What you have to do: Transcribe the listing word for word.
┄┄┄┄┄┄
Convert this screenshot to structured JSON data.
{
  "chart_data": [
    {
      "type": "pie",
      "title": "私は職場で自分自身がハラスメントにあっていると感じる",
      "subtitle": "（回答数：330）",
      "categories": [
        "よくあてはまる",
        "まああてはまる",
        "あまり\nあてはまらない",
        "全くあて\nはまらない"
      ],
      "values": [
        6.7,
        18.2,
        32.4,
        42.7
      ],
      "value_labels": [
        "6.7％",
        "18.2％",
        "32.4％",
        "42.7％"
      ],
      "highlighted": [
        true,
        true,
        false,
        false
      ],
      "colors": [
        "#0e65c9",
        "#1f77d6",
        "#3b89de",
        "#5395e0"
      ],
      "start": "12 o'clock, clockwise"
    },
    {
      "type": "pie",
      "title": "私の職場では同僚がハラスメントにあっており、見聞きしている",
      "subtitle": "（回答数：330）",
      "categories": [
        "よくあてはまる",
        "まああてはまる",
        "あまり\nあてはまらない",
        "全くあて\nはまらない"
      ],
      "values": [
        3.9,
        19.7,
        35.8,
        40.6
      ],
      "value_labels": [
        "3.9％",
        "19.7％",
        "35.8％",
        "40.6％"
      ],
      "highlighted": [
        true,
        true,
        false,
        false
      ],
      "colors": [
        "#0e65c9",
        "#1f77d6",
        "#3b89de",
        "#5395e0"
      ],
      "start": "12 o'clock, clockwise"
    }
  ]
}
┄┄┄┄┄┄
Correct output:
Convert this screenshot to structured JSON data.
{
  "chart_data": [
    {
      "type": "pie",
      "title": "私は職場で自分自身がハラスメントにあっていると感じる",
      "subtitle": "（回答数：330）",
      "categories": [
        "よくあてはまる",
        "まああてはまる",
        "あまり\nあてはまらない",
        "全くあて\nはまらない"
      ],
      "values": [
        6.7,
        18.2,
        32.4,
        42.7
      ],
      "value_labels": [
        "6.7％",
        "18.2％",
        "32.4％",
        "42.7％"
      ],
      "highlighted": [
        true,
        true,
        false,
        false
      ],
      "colors": [
        "#0e65c9",
        "#1f77d6",
        "#3b89de",
        "#5395e0"
      ],
      "start": "12 o'clock, clockwise"
    },
    {
      "type": "pie",
      "title": "私の職場では同僚がハラスメントにあっており、見聞きしている",
      "subtitle": "（回答数：330）",
      "categories": [
        "よくあてはまる",
        "まああてはまる",
        "あまり\nあてはまらない",
        "全くあて\nはまらない"
      ],
      "values": [
        3.9,
        19.7,
        35.8,
        40.6
      ],
      "value_labels": [
        "3.9％",
        "19.7％",
        "35.8％",
        "40.6％"
      ],
      "highlighted": [
        true,
        true,
        false,
        false
      ],
      "colors": [
        "#0e65c9",
        "#1f77d6",
        "#3b89de",
        "#5395e0"
      ],
      "start": "12 o'clock, clockwise"
    }
  ]
}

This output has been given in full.